• **AVAILABLE RECORDS**:
# # # # # # #
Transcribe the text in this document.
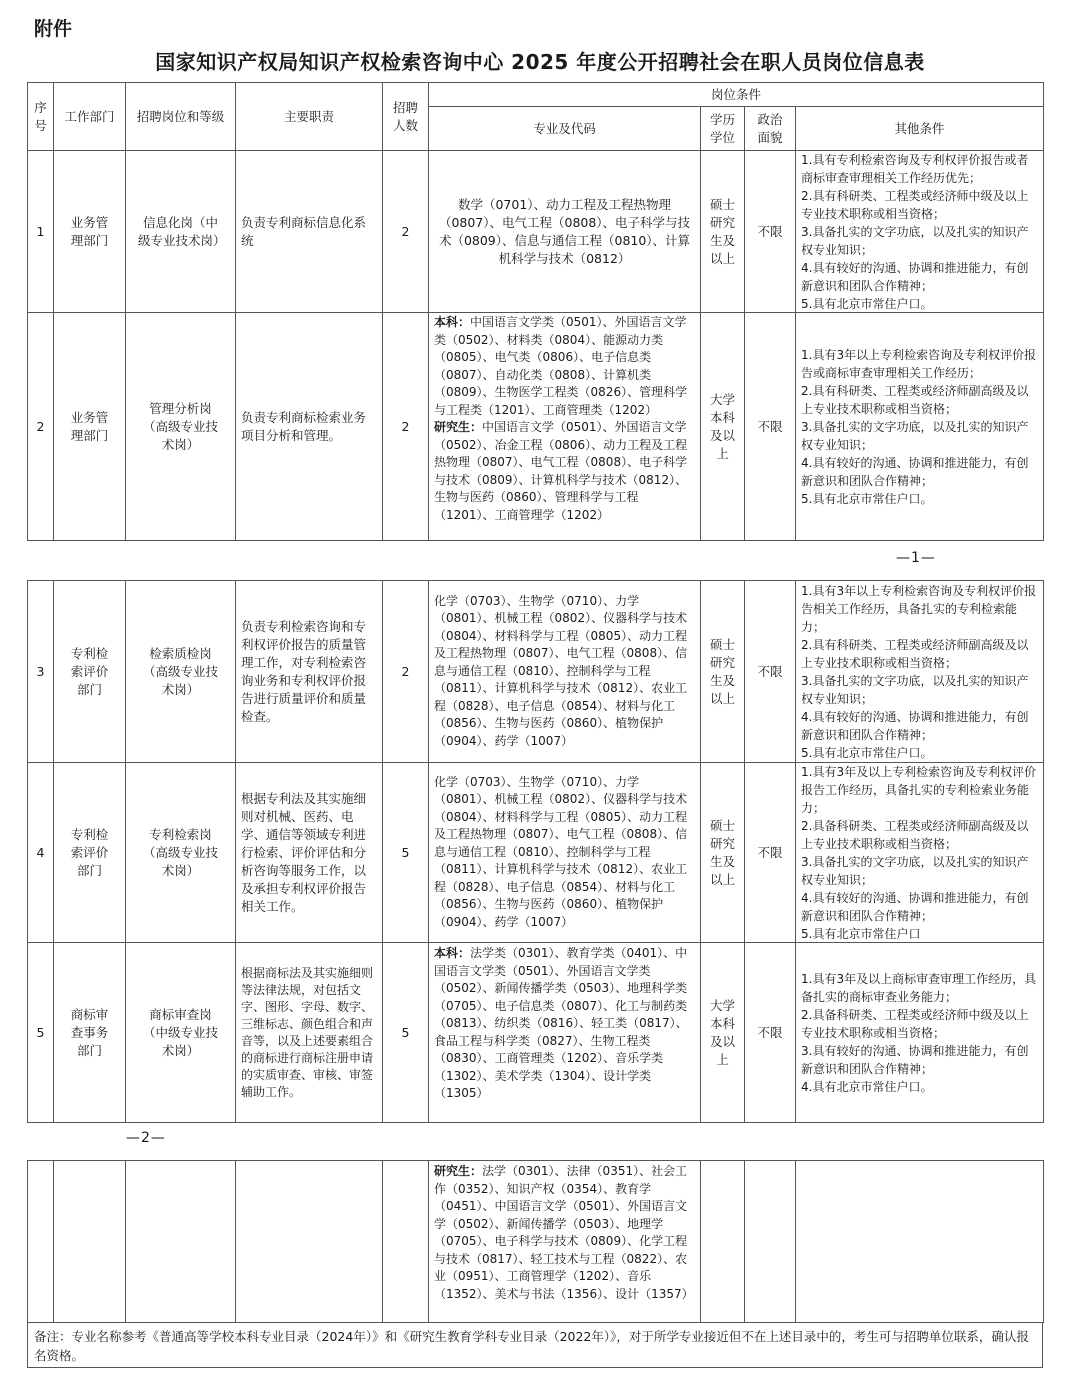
附件
国家知识产权局知识产权检索咨询中心 2025 年度公开招聘社会在职人员岗位信息表
序号
工作部门	招聘岗位和等级	主要职责
招聘人数
岗位条件
专业及代码
学历学位
政治面貌
其他条件
1
业务管理部门
信息化岗（中级专业技术岗）
负责专利商标信息化系统
2
数学（0701）、动力工程及工程热物理（0807）、电气工程（0808）、电子科学与技术（0809）、信息与通信工程（0810）、计算机科学与技术（0812）
硕士研究生及以上
不限
1.具有专利检索咨询及专利权评价报告或者商标审查审理相关工作经历优先；
2.具有科研类、工程类或经济师中级及以上专业技术职称或相当资格；
3.具备扎实的文字功底，以及扎实的知识产权专业知识；
4.具有较好的沟通、协调和推进能力，有创新意识和团队合作精神；
5.具有北京市常住户口。
2
业务管理部门
管理分析岗（高级专业技术岗）
负责专利商标检索业务项目分析和管理。
2
本科：中国语言文学类（0501）、外国语言文学类（0502）、材料类（0804）、能源动力类（0805）、电气类（0806）、电子信息类（0807）、自动化类（0808）、计算机类（0809）、生物医学工程类（0826）、管理科学与工程类（1201）、工商管理类（1202）
研究生：中国语言文学（0501）、外国语言文学（0502）、冶金工程（0806）、动力工程及工程热物理（0807）、电气工程（0808）、电子科学与技术（0809）、计算机科学与技术（0812）、生物与医药（0860）、管理科学与工程（1201）、工商管理学（1202）
大学本科及以上
不限
1.具有3年以上专利检索咨询及专利权评价报告或商标审查审理相关工作经历；
2.具有科研类、工程类或经济师副高级及以上专业技术职称或相当资格；
3.具备扎实的文字功底，以及扎实的知识产权专业知识；
4.具有较好的沟通、协调和推进能力，有创新意识和团队合作精神；
5.具有北京市常住户口。
—1—
3
专利检索评价部门
检索质检岗（高级专业技术岗）
负责专利检索咨询和专利权评价报告的质量管理工作，对专利检索咨询业务和专利权评价报告进行质量评价和质量检查。
2
化学（0703）、生物学（0710）、力学（0801）、机械工程（0802）、仪器科学与技术（0804）、材料科学与工程（0805）、动力工程及工程热物理（0807）、电气工程（0808）、信息与通信工程（0810）、控制科学与工程（0811）、计算机科学与技术（0812）、农业工程（0828）、电子信息（0854）、材料与化工（0856）、生物与医药（0860）、植物保护（0904）、药学（1007）
硕士研究生及以上
不限
1.具有3年以上专利检索咨询及专利权评价报告相关工作经历，具备扎实的专利检索能力；
2.具有科研类、工程类或经济师副高级及以上专业技术职称或相当资格；
3.具备扎实的文字功底，以及扎实的知识产权专业知识；
4.具有较好的沟通、协调和推进能力，有创新意识和团队合作精神；
5.具有北京市常住户口。
4
专利检索评价部门
专利检索岗（高级专业技术岗）
根据专利法及其实施细则对机械、医药、电学、通信等领域专利进行检索、评价评估和分析咨询等服务工作，以及承担专利权评价报告相关工作。
5
化学（0703）、生物学（0710）、力学（0801）、机械工程（0802）、仪器科学与技术（0804）、材料科学与工程（0805）、动力工程及工程热物理（0807）、电气工程（0808）、信息与通信工程（0810）、控制科学与工程（0811）、计算机科学与技术（0812）、农业工程（0828）、电子信息（0854）、材料与化工（0856）、生物与医药（0860）、植物保护（0904）、药学（1007）
硕士研究生及以上
不限
1.具有3年及以上专利检索咨询及专利权评价报告工作经历，具备扎实的专利检索业务能力；
2.具备科研类、工程类或经济师副高级及以上专业技术职称或相当资格；
3.具备扎实的文字功底，以及扎实的知识产权专业知识；
4.具有较好的沟通、协调和推进能力，有创新意识和团队合作精神；
5.具有北京市常住户口
5
商标审查事务部门
商标审查岗（中级专业技术岗）
根据商标法及其实施细则等法律法规，对包括文字、图形、字母、数字、三维标志、颜色组合和声音等，以及上述要素组合的商标进行商标注册申请的实质审查、审核、审签辅助工作。
5
本科：法学类（0301）、教育学类（0401）、中国语言文学类（0501）、外国语言文学类（0502）、新闻传播学类（0503）、地理科学类（0705）、电子信息类（0807）、化工与制药类（0813）、纺织类（0816）、轻工类（0817）、食品工程与科学类（0827）、生物工程类（0830）、工商管理类（1202）、音乐学类（1302）、美术学类（1304）、设计学类（1305）
大学本科及以上
不限
1.具有3年及以上商标审查审理工作经历，具备扎实的商标审查业务能力；
2.具备科研类、工程类或经济师中级及以上专业技术职称或相当资格；
3.具有较好的沟通、协调和推进能力，有创新意识和团队合作精神；
4.具有北京市常住户口。
—2—
研究生：法学（0301）、法律（0351）、社会工作（0352）、知识产权（0354）、教育学（0451）、中国语言文学（0501）、外国语言文学（0502）、新闻传播学（0503）、地理学（0705）、电子科学与技术（0809）、化学工程与技术（0817）、轻工技术与工程（0822）、农业（0951）、工商管理学（1202）、音乐（1352）、美术与书法（1356）、设计（1357）
备注：专业名称参考《普通高等学校本科专业目录（2024年）》和《研究生教育学科专业目录（2022年）》，对于所学专业接近但不在上述目录中的，考生可与招聘单位联系，确认报名资格。
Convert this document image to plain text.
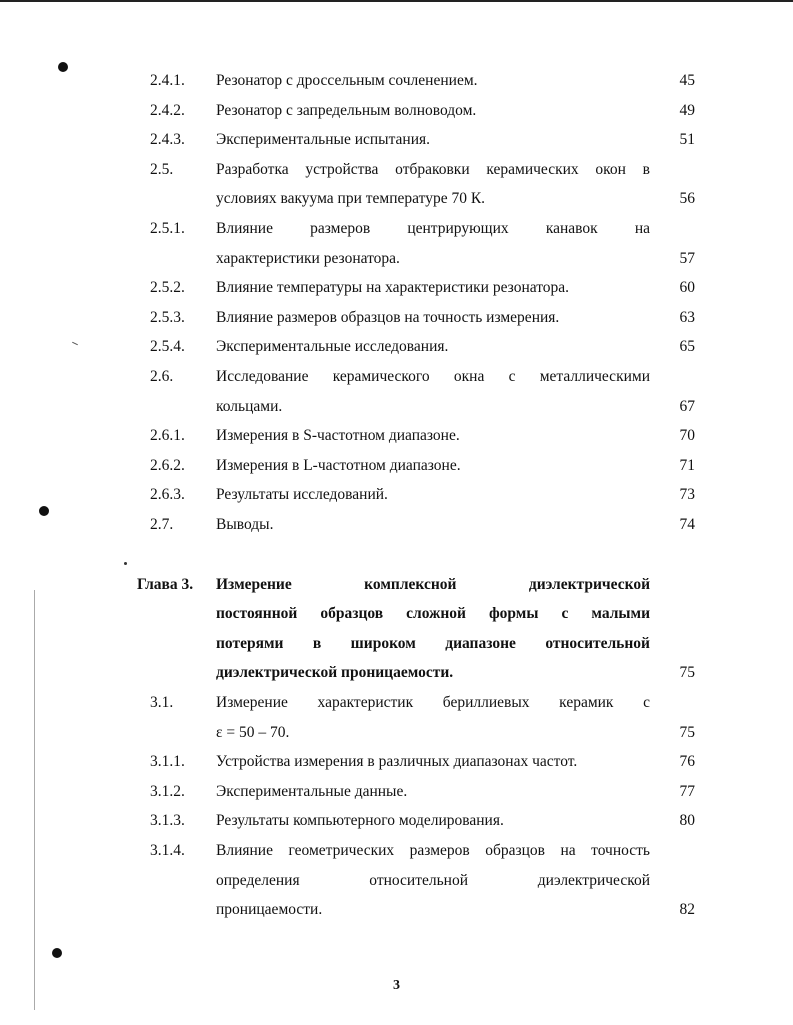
2.4.1. Резонатор с дроссельным сочленением.	45
2.4.2. Резонатор с запредельным волноводом.	49
2.4.3. Экспериментальные испытания.	51
2.5.	Разработка устройства отбраковки керамических окон в
условиях вакуума при температуре 70 К.	56
2.5.1. Влияние размеров центрирующих канавок на
характеристики резонатора.	57
2.5.2. Влияние температуры на характеристики резонатора.	60
2.5.3. Влияние размеров образцов на точность измерения.	63
2.5.4. Экспериментальные исследования.	65
2.6.	Исследование керамического окна с металлическими
кольцами.	67
2.6.1. Измерения в S-частотном диапазоне.	70
2.6.2. Измерения в L-частотном диапазоне.	71
2.6.3. Результаты исследований.	73
2.7.	Выводы.	74
Глава 3. Измерение комплексной диэлектрической
постоянной образцов сложной формы с малыми
потерями в широком диапазоне относительной
диэлектрической проницаемости.	75
3.1.	Измерение характеристик бериллиевых керамик с
ε = 50 – 70.	75
3.1.1. Устройства измерения в различных диапазонах частот.	76
3.1.2. Экспериментальные данные.	77
3.1.3. Результаты компьютерного моделирования.	80
3.1.4. Влияние геометрических размеров образцов на точность
определения относительной диэлектрической
проницаемости.	82
3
# # # # # # #
• **REQUEST**: Restate the whole listing above exactly, please, omitting every image.

• **ANSWER IN FULL**:
Transcribe the text in this document.
附件
国家知识产权局知识产权检索咨询中心 2025 年度公开招聘社会在职人员岗位信息表
序号
工作部门	招聘岗位和等级	主要职责
招聘人数
岗位条件
专业及代码
学历学位
政治面貌
其他条件
1
业务管理部门
信息化岗（中级专业技术岗）
负责专利商标信息化系统
2
数学（0701）、动力工程及工程热物理（0807）、电气工程（0808）、电子科学与技术（0809）、信息与通信工程（0810）、计算机科学与技术（0812）
硕士研究生及以上
不限
1.具有专利检索咨询及专利权评价报告或者商标审查审理相关工作经历优先；
2.具有科研类、工程类或经济师中级及以上专业技术职称或相当资格；
3.具备扎实的文字功底，以及扎实的知识产权专业知识；
4.具有较好的沟通、协调和推进能力，有创新意识和团队合作精神；
5.具有北京市常住户口。
2
业务管理部门
管理分析岗（高级专业技术岗）
负责专利商标检索业务项目分析和管理。
2
本科：中国语言文学类（0501）、外国语言文学类（0502）、材料类（0804）、能源动力类（0805）、电气类（0806）、电子信息类（0807）、自动化类（0808）、计算机类（0809）、生物医学工程类（0826）、管理科学与工程类（1201）、工商管理类（1202）
研究生：中国语言文学（0501）、外国语言文学（0502）、冶金工程（0806）、动力工程及工程热物理（0807）、电气工程（0808）、电子科学与技术（0809）、计算机科学与技术（0812）、生物与医药（0860）、管理科学与工程（1201）、工商管理学（1202）
大学本科及以上
不限
1.具有3年以上专利检索咨询及专利权评价报告或商标审查审理相关工作经历；
2.具有科研类、工程类或经济师副高级及以上专业技术职称或相当资格；
3.具备扎实的文字功底，以及扎实的知识产权专业知识；
4.具有较好的沟通、协调和推进能力，有创新意识和团队合作精神；
5.具有北京市常住户口。
—1—
3
专利检索评价部门
检索质检岗（高级专业技术岗）
负责专利检索咨询和专利权评价报告的质量管理工作，对专利检索咨询业务和专利权评价报告进行质量评价和质量检查。
2
化学（0703）、生物学（0710）、力学（0801）、机械工程（0802）、仪器科学与技术（0804）、材料科学与工程（0805）、动力工程及工程热物理（0807）、电气工程（0808）、信息与通信工程（0810）、控制科学与工程（0811）、计算机科学与技术（0812）、农业工程（0828）、电子信息（0854）、材料与化工（0856）、生物与医药（0860）、植物保护（0904）、药学（1007）
硕士研究生及以上
不限
1.具有3年以上专利检索咨询及专利权评价报告相关工作经历，具备扎实的专利检索能力；
2.具有科研类、工程类或经济师副高级及以上专业技术职称或相当资格；
3.具备扎实的文字功底，以及扎实的知识产权专业知识；
4.具有较好的沟通、协调和推进能力，有创新意识和团队合作精神；
5.具有北京市常住户口。
4
专利检索评价部门
专利检索岗（高级专业技术岗）
根据专利法及其实施细则对机械、医药、电学、通信等领域专利进行检索、评价评估和分析咨询等服务工作，以及承担专利权评价报告相关工作。
5
化学（0703）、生物学（0710）、力学（0801）、机械工程（0802）、仪器科学与技术（0804）、材料科学与工程（0805）、动力工程及工程热物理（0807）、电气工程（0808）、信息与通信工程（0810）、控制科学与工程（0811）、计算机科学与技术（0812）、农业工程（0828）、电子信息（0854）、材料与化工（0856）、生物与医药（0860）、植物保护（0904）、药学（1007）
硕士研究生及以上
不限
1.具有3年及以上专利检索咨询及专利权评价报告工作经历，具备扎实的专利检索业务能力；
2.具备科研类、工程类或经济师副高级及以上专业技术职称或相当资格；
3.具备扎实的文字功底，以及扎实的知识产权专业知识；
4.具有较好的沟通、协调和推进能力，有创新意识和团队合作精神；
5.具有北京市常住户口
5
商标审查事务部门
商标审查岗（中级专业技术岗）
根据商标法及其实施细则等法律法规，对包括文字、图形、字母、数字、三维标志、颜色组合和声音等，以及上述要素组合的商标进行商标注册申请的实质审查、审核、审签辅助工作。
5
本科：法学类（0301）、教育学类（0401）、中国语言文学类（0501）、外国语言文学类（0502）、新闻传播学类（0503）、地理科学类（0705）、电子信息类（0807）、化工与制药类（0813）、纺织类（0816）、轻工类（0817）、食品工程与科学类（0827）、生物工程类（0830）、工商管理类（1202）、音乐学类（1302）、美术学类（1304）、设计学类（1305）
大学本科及以上
不限
1.具有3年及以上商标审查审理工作经历，具备扎实的商标审查业务能力；
2.具备科研类、工程类或经济师中级及以上专业技术职称或相当资格；
3.具有较好的沟通、协调和推进能力，有创新意识和团队合作精神；
4.具有北京市常住户口。
—2—
研究生：法学（0301）、法律（0351）、社会工作（0352）、知识产权（0354）、教育学（0451）、中国语言文学（0501）、外国语言文学（0502）、新闻传播学（0503）、地理学（0705）、电子科学与技术（0809）、化学工程与技术（0817）、轻工技术与工程（0822）、农业（0951）、工商管理学（1202）、音乐（1352）、美术与书法（1356）、设计（1357）
备注：专业名称参考《普通高等学校本科专业目录（2024年）》和《研究生教育学科专业目录（2022年）》，对于所学专业接近但不在上述目录中的，考生可与招聘单位联系，确认报名资格。
Convert this document image to plain text.
2.4.1. Резонатор с дроссельным сочленением.	45
2.4.2. Резонатор с запредельным волноводом.	49
2.4.3. Экспериментальные испытания.	51
2.5.	Разработка устройства отбраковки керамических окон в
условиях вакуума при температуре 70 К.	56
2.5.1. Влияние размеров центрирующих канавок на
характеристики резонатора.	57
2.5.2. Влияние температуры на характеристики резонатора.	60
2.5.3. Влияние размеров образцов на точность измерения.	63
2.5.4. Экспериментальные исследования.	65
2.6.	Исследование керамического окна с металлическими
кольцами.	67
2.6.1. Измерения в S-частотном диапазоне.	70
2.6.2. Измерения в L-частотном диапазоне.	71
2.6.3. Результаты исследований.	73
2.7.	Выводы.	74
Глава 3. Измерение комплексной диэлектрической
постоянной образцов сложной формы с малыми
потерями в широком диапазоне относительной
диэлектрической проницаемости.	75
3.1.	Измерение характеристик бериллиевых керамик с
ε = 50 – 70.	75
3.1.1. Устройства измерения в различных диапазонах частот.	76
3.1.2. Экспериментальные данные.	77
3.1.3. Результаты компьютерного моделирования.	80
3.1.4. Влияние геометрических размеров образцов на точность
определения относительной диэлектрической
проницаемости.	82
3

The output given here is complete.